→ Written instruction
Repeat the records below exactly, leaving out any pictures.

→ Given entries
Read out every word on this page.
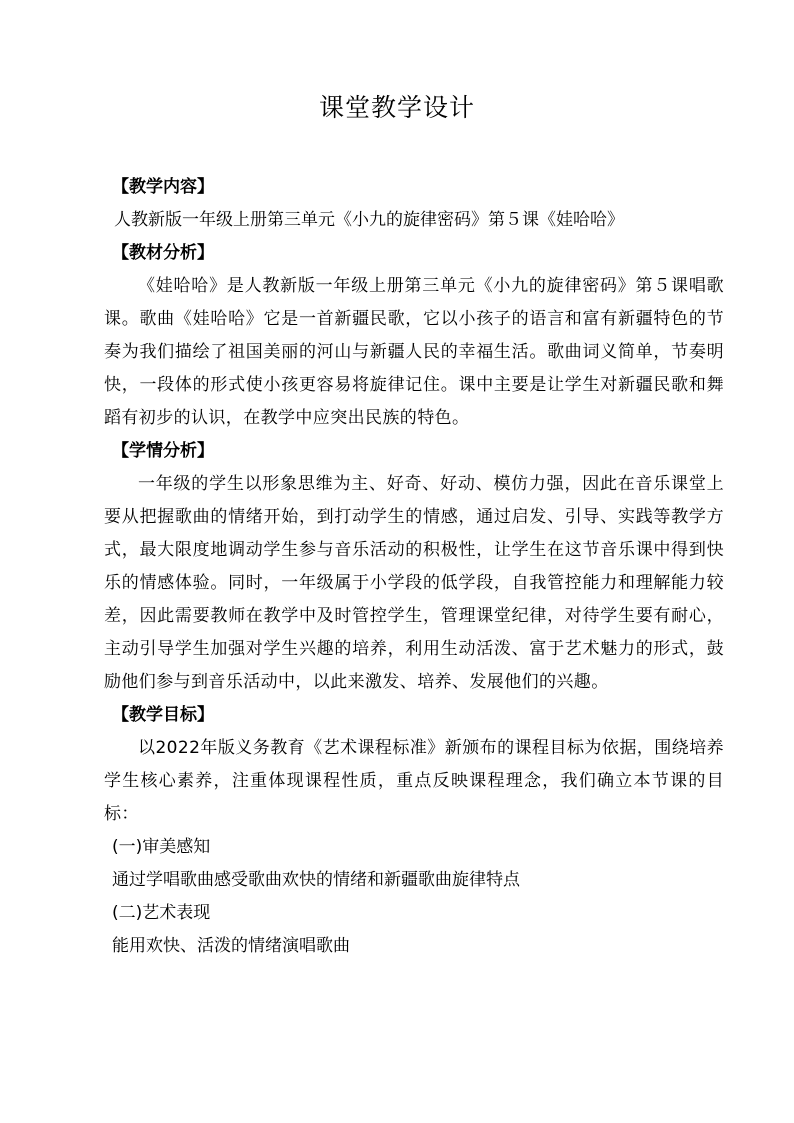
课堂教学设计
【教学内容】
人教新版一年级上册第三单元《小九的旋律密码》第５课《娃哈哈》
【教材分析】
《娃哈哈》是人教新版一年级上册第三单元《小九的旋律密码》第５课唱歌课。歌曲《娃哈哈》它是一首新疆民歌，它以小孩子的语言和富有新疆特色的节奏为我们描绘了祖国美丽的河山与新疆人民的幸福生活。歌曲词义简单，节奏明快，一段体的形式使小孩更容易将旋律记住。课中主要是让学生对新疆民歌和舞蹈有初步的认识，在教学中应突出民族的特色。
【学情分析】
一年级的学生以形象思维为主、好奇、好动、模仿力强，因此在音乐课堂上要从把握歌曲的情绪开始，到打动学生的情感，通过启发、引导、实践等教学方式，最大限度地调动学生参与音乐活动的积极性，让学生在这节音乐课中得到快乐的情感体验。同时，一年级属于小学段的低学段，自我管控能力和理解能力较差，因此需要教师在教学中及时管控学生，管理课堂纪律，对待学生要有耐心，主动引导学生加强对学生兴趣的培养，利用生动活泼、富于艺术魅力的形式，鼓励他们参与到音乐活动中，以此来激发、培养、发展他们的兴趣。
【教学目标】
以2022年版义务教育《艺术课程标准》新颁布的课程目标为依据，围绕培养学生核心素养，注重体现课程性质，重点反映课程理念，我们确立本节课的目标：
(一)审美感知
通过学唱歌曲感受歌曲欢快的情绪和新疆歌曲旋律特点
(二)艺术表现
能用欢快、活泼的情绪演唱歌曲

→ In response
Read out every word on this page.
课堂教学设计
【教学内容】
人教新版一年级上册第三单元《小九的旋律密码》第５课《娃哈哈》
【教材分析】
《娃哈哈》是人教新版一年级上册第三单元《小九的旋律密码》第５课唱歌课。歌曲《娃哈哈》它是一首新疆民歌，它以小孩子的语言和富有新疆特色的节奏为我们描绘了祖国美丽的河山与新疆人民的幸福生活。歌曲词义简单，节奏明快，一段体的形式使小孩更容易将旋律记住。课中主要是让学生对新疆民歌和舞蹈有初步的认识，在教学中应突出民族的特色。
【学情分析】
一年级的学生以形象思维为主、好奇、好动、模仿力强，因此在音乐课堂上要从把握歌曲的情绪开始，到打动学生的情感，通过启发、引导、实践等教学方式，最大限度地调动学生参与音乐活动的积极性，让学生在这节音乐课中得到快乐的情感体验。同时，一年级属于小学段的低学段，自我管控能力和理解能力较差，因此需要教师在教学中及时管控学生，管理课堂纪律，对待学生要有耐心，主动引导学生加强对学生兴趣的培养，利用生动活泼、富于艺术魅力的形式，鼓励他们参与到音乐活动中，以此来激发、培养、发展他们的兴趣。
【教学目标】
以2022年版义务教育《艺术课程标准》新颁布的课程目标为依据，围绕培养学生核心素养，注重体现课程性质，重点反映课程理念，我们确立本节课的目标：
(一)审美感知
通过学唱歌曲感受歌曲欢快的情绪和新疆歌曲旋律特点
(二)艺术表现
能用欢快、活泼的情绪演唱歌曲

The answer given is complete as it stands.